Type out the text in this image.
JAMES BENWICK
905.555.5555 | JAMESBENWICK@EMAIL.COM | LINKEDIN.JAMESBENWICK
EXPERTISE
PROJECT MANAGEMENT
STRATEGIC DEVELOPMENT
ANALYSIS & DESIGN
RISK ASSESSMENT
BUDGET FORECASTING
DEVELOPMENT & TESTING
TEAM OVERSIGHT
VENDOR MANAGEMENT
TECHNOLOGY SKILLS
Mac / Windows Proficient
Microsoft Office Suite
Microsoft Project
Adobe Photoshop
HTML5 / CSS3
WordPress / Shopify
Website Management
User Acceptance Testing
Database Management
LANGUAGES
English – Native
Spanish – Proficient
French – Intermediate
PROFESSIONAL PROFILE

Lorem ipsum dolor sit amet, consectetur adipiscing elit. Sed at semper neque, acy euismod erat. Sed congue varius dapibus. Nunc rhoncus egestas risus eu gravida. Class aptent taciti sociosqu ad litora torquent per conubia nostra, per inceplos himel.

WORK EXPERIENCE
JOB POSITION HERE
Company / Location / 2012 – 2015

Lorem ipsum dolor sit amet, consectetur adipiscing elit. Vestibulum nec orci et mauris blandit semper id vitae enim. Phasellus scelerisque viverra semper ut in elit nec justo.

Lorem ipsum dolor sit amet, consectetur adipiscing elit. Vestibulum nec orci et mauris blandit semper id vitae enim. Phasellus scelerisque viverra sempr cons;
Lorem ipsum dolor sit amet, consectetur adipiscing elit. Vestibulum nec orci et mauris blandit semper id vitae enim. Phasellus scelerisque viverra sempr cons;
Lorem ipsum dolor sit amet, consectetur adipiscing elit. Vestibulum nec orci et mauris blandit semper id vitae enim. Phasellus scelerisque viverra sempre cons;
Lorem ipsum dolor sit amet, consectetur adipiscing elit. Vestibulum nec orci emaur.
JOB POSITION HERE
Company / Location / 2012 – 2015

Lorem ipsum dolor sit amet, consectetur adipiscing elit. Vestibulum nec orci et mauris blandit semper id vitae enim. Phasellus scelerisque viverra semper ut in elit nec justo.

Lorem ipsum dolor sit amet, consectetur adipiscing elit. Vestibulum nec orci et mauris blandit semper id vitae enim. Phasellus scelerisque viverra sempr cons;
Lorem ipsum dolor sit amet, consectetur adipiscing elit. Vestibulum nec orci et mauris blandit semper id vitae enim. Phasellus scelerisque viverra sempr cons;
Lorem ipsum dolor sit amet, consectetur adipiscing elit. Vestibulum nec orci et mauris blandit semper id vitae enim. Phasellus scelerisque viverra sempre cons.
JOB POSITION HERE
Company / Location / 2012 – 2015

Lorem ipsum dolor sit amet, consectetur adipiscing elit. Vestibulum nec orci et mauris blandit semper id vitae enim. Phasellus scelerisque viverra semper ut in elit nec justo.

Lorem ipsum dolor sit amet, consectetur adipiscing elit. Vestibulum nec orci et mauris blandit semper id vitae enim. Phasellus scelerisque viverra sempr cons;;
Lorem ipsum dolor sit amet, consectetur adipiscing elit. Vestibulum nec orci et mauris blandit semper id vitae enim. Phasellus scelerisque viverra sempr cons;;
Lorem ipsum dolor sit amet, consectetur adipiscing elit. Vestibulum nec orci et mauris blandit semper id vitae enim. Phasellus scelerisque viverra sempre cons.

—————

» **SHORT EXERCISE**:
Across the data above, how many lines include the word "DEVELOPMENT"? Give only the count.

» **SOLUTION**:
2